_Data lines_:
------
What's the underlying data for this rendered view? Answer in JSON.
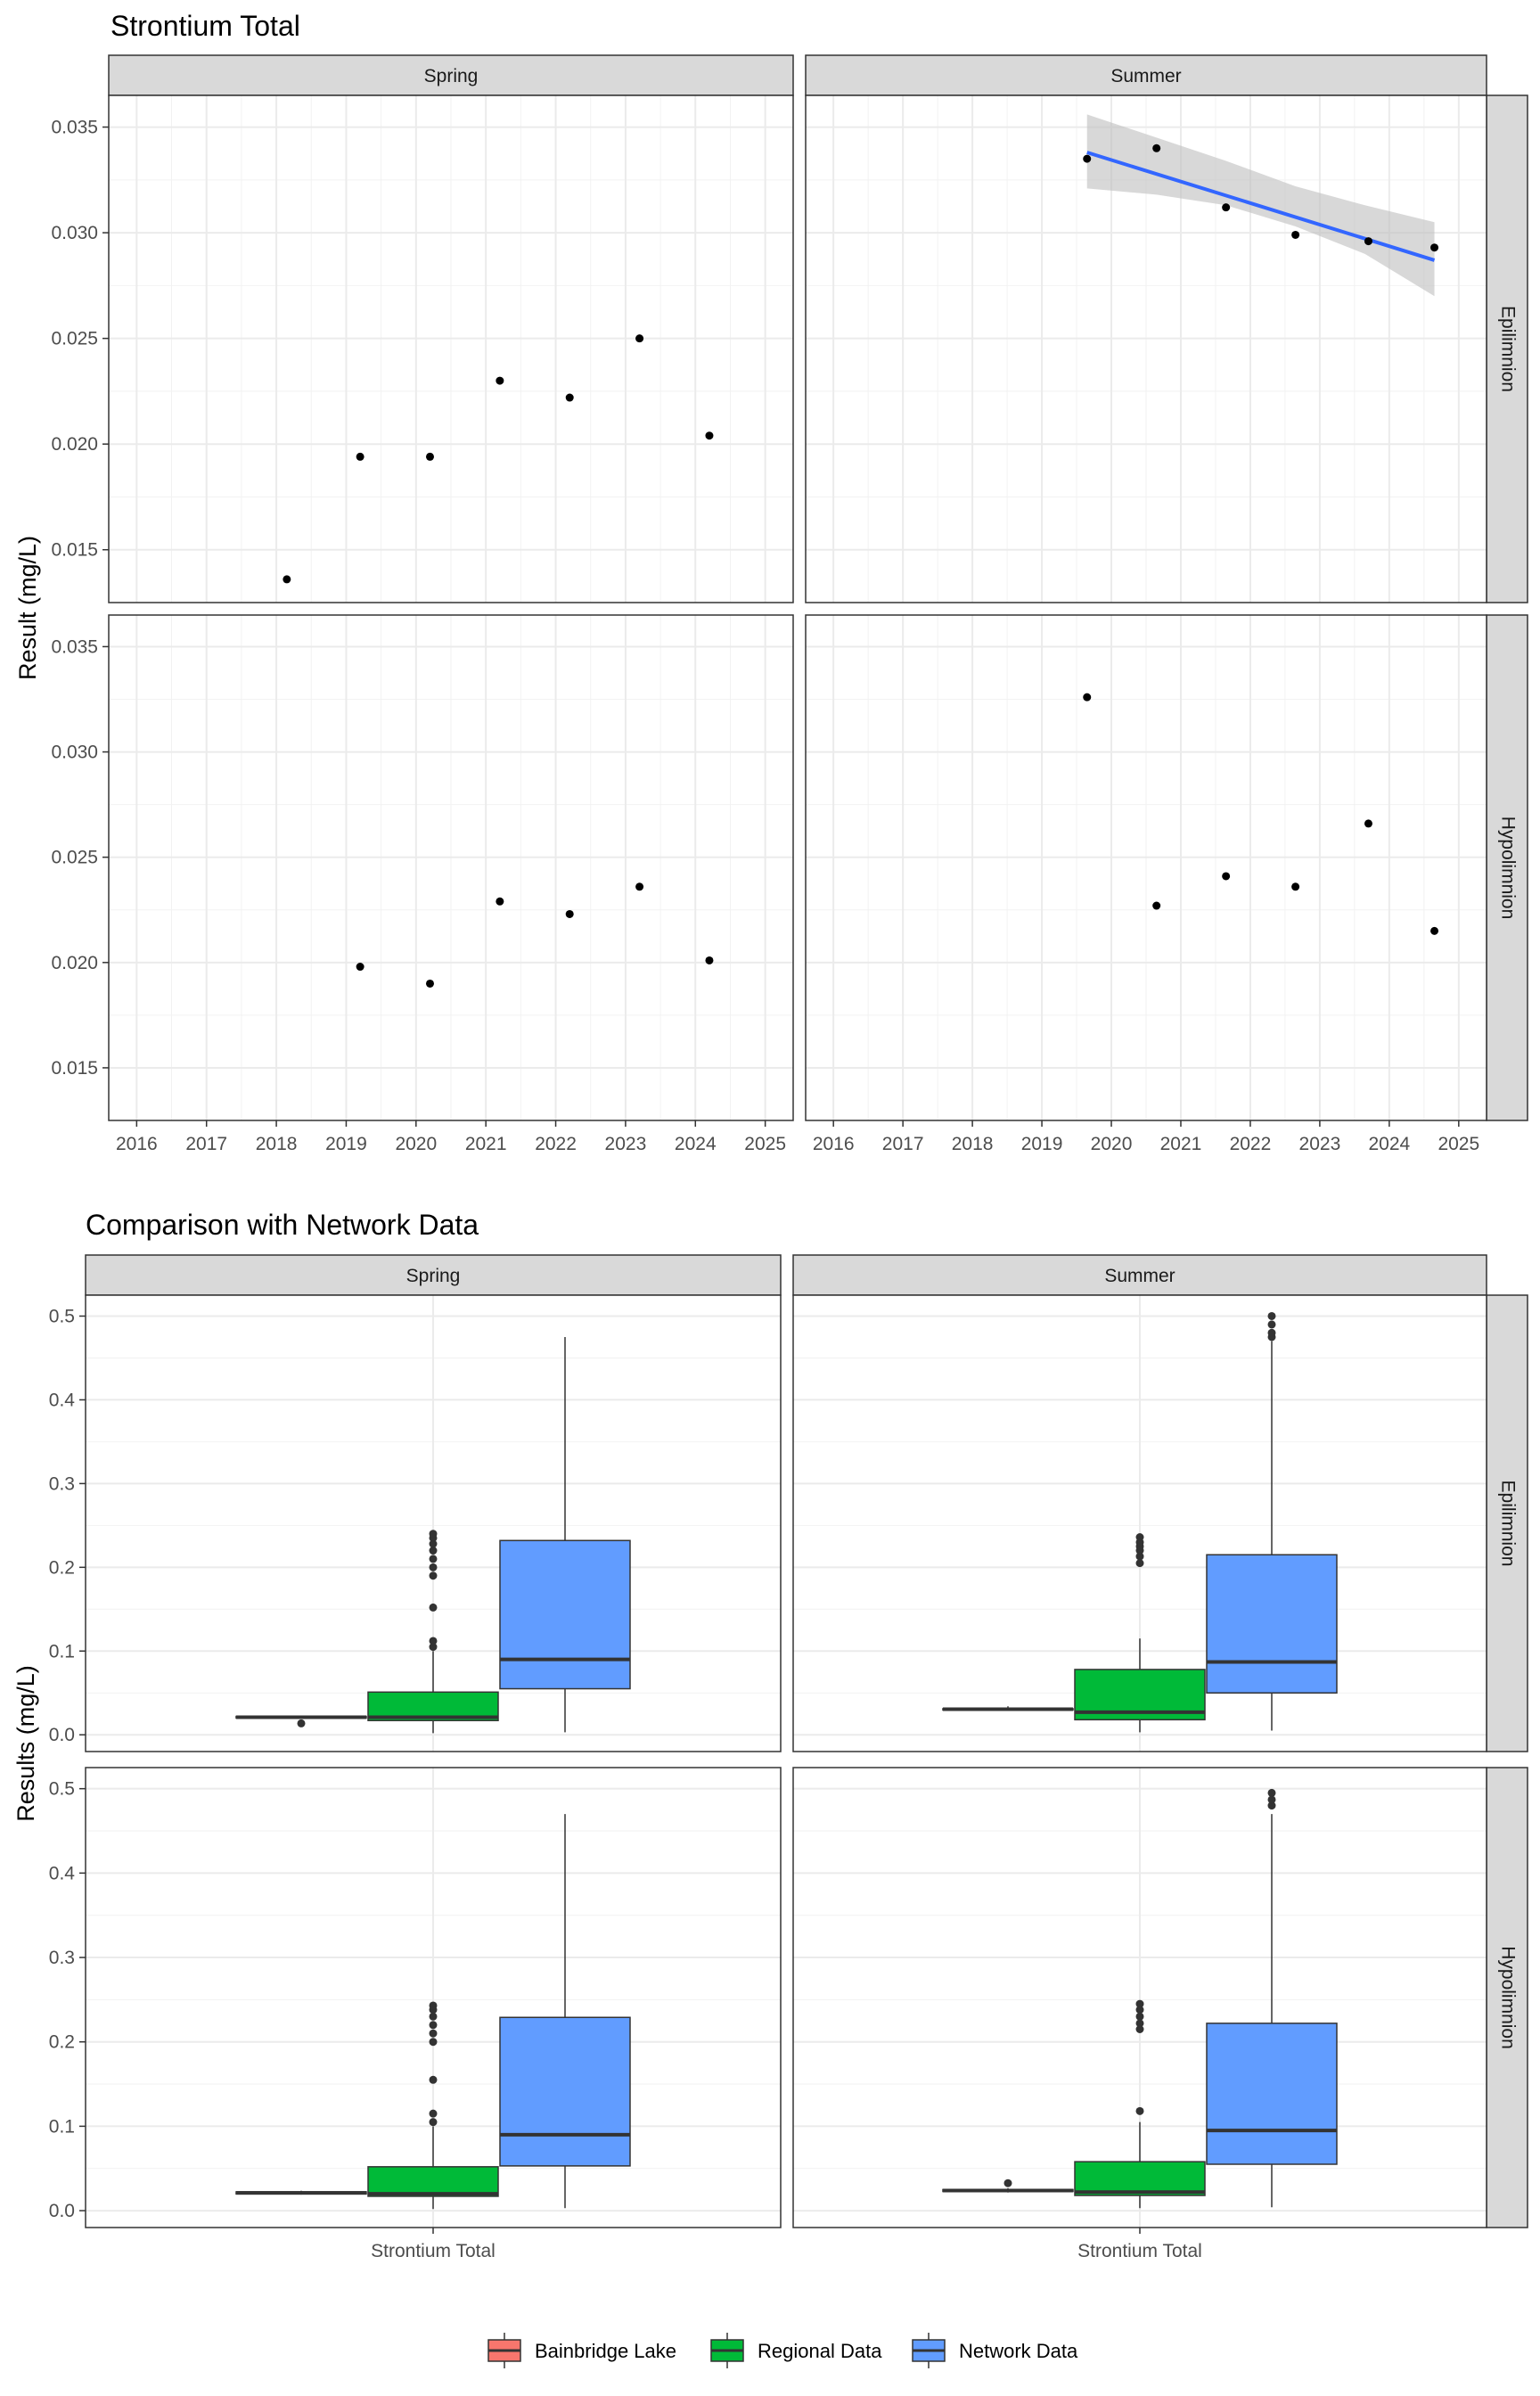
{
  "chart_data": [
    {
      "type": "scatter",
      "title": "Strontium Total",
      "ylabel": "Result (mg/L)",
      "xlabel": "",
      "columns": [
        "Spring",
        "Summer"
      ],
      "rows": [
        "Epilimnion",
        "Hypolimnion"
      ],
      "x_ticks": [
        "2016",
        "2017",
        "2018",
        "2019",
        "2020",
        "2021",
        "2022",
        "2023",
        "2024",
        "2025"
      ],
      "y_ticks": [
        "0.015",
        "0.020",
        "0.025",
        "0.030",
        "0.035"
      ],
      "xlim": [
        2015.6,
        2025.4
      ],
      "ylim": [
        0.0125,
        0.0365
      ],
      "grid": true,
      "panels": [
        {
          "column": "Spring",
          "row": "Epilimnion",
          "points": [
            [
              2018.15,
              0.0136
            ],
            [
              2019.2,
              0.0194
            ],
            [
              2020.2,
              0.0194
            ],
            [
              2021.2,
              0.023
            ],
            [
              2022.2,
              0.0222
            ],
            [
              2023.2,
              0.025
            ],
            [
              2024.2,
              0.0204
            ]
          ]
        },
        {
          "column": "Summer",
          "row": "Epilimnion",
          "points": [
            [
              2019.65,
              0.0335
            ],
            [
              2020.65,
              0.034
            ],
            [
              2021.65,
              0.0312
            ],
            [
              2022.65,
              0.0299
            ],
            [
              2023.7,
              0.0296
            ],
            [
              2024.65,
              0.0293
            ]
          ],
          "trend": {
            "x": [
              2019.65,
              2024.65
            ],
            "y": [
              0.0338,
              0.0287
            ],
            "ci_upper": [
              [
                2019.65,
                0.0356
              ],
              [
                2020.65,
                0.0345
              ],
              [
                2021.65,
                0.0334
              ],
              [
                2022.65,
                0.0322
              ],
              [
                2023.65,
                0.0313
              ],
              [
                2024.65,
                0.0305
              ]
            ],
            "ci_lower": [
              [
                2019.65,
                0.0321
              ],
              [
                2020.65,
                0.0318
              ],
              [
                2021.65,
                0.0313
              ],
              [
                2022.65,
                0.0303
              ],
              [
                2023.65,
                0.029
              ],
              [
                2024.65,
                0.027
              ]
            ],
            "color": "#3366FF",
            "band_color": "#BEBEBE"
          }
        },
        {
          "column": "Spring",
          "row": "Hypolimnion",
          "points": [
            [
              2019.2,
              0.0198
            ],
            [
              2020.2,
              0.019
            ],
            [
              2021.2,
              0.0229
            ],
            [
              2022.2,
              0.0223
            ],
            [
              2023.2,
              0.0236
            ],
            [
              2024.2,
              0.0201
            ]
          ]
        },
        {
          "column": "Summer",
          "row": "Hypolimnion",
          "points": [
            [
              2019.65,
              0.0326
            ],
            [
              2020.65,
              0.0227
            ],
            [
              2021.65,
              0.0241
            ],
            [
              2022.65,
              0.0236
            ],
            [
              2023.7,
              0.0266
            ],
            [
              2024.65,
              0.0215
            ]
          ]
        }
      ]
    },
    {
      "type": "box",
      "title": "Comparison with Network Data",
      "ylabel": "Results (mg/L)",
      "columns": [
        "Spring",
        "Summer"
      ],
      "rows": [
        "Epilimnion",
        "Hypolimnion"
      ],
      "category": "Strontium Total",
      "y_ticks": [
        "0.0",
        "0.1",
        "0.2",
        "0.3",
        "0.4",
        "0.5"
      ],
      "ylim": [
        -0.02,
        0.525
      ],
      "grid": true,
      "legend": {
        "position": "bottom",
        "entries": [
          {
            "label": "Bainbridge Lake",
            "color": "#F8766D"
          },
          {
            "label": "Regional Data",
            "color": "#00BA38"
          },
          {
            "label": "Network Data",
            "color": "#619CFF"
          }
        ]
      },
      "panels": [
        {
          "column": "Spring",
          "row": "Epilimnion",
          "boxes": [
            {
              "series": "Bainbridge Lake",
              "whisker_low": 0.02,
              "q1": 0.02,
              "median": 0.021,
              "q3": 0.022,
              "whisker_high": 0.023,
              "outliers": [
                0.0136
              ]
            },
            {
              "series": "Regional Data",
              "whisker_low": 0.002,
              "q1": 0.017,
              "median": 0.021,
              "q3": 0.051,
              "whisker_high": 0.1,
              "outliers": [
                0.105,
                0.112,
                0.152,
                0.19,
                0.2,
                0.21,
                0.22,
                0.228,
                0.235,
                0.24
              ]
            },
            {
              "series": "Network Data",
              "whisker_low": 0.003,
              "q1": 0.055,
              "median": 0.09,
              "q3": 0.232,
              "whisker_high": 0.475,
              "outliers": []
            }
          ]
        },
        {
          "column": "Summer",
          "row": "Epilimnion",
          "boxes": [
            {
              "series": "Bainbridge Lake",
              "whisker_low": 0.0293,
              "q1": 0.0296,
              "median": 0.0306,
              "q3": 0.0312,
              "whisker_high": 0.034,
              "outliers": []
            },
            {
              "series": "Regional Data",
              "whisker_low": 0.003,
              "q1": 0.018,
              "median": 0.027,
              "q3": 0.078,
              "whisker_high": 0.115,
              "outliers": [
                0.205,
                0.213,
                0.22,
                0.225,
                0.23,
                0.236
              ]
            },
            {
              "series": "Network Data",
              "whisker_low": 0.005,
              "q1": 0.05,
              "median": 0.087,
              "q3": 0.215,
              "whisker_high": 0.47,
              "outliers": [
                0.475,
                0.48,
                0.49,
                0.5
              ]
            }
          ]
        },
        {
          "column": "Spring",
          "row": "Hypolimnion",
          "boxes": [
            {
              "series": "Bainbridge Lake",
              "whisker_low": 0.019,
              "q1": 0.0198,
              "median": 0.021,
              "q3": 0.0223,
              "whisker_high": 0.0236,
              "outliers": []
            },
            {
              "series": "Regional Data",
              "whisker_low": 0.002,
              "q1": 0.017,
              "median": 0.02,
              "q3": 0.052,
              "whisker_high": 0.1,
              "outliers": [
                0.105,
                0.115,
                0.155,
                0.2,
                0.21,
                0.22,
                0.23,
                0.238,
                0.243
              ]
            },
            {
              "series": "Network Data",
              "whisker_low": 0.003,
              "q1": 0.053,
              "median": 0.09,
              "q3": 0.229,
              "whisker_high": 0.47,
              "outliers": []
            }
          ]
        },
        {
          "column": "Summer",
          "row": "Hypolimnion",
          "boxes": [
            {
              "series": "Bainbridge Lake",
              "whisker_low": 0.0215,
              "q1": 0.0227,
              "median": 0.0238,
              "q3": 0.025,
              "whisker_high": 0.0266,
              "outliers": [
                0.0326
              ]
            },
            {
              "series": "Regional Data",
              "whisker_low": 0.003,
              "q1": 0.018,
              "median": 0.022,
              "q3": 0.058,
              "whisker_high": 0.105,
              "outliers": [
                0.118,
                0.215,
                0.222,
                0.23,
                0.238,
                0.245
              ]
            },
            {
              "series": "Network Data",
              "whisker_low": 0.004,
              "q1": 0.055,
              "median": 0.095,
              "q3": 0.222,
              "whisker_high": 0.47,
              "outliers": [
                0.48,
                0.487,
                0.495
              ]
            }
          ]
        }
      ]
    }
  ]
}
------
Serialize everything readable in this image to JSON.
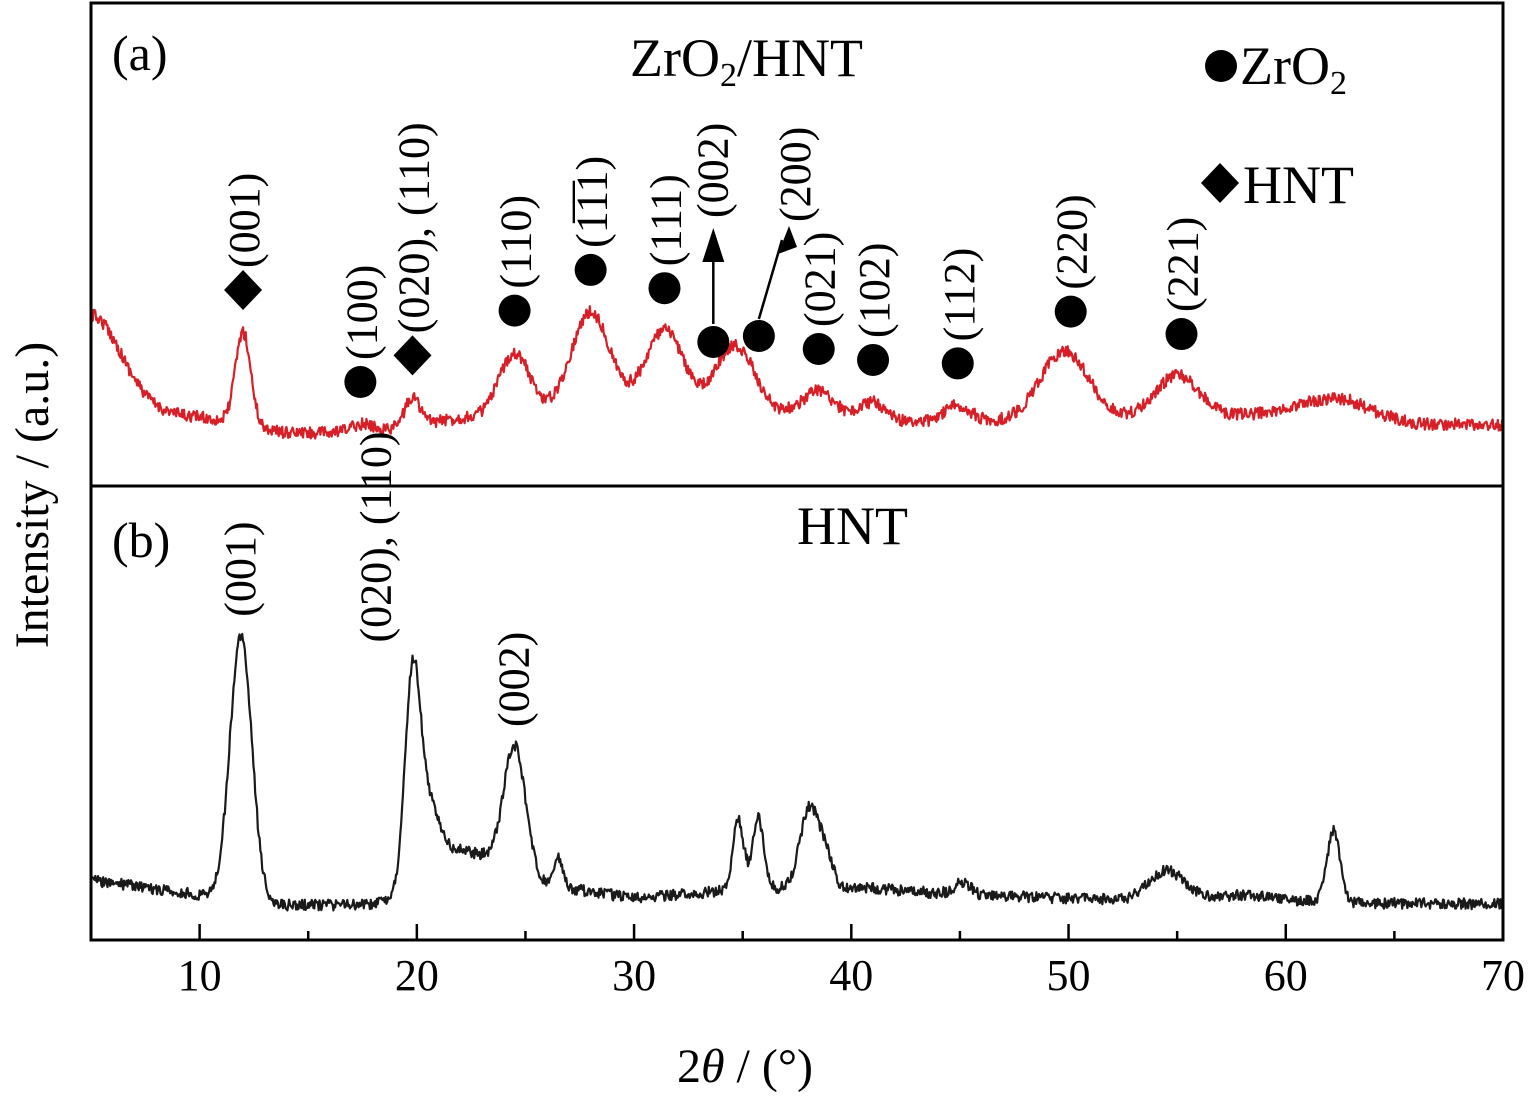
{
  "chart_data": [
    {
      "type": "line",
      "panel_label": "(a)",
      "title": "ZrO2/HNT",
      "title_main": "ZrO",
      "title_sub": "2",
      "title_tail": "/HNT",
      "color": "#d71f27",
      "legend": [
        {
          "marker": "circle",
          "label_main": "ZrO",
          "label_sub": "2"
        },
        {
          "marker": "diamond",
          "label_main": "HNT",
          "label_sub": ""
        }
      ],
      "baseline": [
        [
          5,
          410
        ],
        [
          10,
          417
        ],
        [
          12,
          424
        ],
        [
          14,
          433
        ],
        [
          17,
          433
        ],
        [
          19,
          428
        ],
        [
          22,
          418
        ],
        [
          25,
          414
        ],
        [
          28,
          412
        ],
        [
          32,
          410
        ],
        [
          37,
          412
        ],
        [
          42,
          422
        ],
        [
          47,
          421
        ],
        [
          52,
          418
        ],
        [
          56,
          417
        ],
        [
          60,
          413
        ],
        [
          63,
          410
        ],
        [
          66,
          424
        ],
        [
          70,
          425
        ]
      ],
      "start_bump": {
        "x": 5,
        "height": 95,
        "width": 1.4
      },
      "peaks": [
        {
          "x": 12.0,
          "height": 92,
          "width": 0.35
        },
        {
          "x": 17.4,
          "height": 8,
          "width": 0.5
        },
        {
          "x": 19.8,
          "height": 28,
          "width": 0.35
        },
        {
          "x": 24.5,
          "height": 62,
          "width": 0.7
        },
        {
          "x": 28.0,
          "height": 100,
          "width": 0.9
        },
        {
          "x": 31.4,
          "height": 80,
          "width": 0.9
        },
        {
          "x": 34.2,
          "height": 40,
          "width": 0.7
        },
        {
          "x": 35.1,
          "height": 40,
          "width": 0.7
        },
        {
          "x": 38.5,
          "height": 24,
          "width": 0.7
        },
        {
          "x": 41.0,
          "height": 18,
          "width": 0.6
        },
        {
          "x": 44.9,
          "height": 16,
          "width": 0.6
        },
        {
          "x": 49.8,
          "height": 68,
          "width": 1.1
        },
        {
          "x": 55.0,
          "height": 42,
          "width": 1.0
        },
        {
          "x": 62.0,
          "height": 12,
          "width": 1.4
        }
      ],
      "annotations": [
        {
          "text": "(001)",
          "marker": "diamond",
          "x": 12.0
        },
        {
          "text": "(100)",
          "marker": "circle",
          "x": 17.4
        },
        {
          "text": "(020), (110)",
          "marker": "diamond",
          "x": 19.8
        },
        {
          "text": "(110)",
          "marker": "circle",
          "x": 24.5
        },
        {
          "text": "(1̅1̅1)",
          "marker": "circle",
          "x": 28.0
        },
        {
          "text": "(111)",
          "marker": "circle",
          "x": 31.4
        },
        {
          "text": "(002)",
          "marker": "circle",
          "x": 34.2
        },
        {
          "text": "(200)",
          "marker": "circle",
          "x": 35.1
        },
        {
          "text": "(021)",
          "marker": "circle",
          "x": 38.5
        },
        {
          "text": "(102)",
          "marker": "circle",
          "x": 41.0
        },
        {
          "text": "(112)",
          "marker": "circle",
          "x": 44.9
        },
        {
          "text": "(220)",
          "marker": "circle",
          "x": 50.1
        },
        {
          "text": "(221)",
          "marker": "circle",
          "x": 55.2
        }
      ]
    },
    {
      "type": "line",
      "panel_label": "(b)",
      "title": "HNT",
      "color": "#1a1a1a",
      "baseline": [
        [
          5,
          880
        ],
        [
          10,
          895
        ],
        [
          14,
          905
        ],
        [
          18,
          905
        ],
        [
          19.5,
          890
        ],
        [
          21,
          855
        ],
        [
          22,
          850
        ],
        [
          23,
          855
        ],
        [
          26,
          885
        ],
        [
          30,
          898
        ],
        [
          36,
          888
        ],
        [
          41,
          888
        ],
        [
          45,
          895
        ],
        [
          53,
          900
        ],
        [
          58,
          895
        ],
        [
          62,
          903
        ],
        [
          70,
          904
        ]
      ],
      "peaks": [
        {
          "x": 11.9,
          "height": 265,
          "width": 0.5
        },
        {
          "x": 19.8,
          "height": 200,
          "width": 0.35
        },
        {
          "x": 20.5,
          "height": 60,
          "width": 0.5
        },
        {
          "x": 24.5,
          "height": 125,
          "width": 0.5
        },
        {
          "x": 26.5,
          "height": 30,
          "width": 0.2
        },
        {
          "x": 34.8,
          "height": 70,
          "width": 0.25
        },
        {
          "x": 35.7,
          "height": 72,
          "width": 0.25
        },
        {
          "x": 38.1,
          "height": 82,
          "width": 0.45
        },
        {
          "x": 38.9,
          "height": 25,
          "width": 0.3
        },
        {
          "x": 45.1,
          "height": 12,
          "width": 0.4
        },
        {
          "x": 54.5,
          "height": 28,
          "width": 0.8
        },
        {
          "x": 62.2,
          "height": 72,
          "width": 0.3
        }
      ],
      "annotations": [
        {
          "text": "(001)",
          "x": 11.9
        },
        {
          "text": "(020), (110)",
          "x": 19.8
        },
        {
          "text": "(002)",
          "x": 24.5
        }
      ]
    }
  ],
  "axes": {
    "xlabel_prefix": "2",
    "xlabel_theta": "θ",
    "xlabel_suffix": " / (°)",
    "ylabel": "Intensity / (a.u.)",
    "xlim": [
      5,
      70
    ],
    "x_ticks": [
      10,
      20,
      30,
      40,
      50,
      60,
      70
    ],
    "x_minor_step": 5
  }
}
------
_Task statement_:
Lines holding the word "this" should be counted across the entries; state only how many there are.

_Solution to the exercise_:
2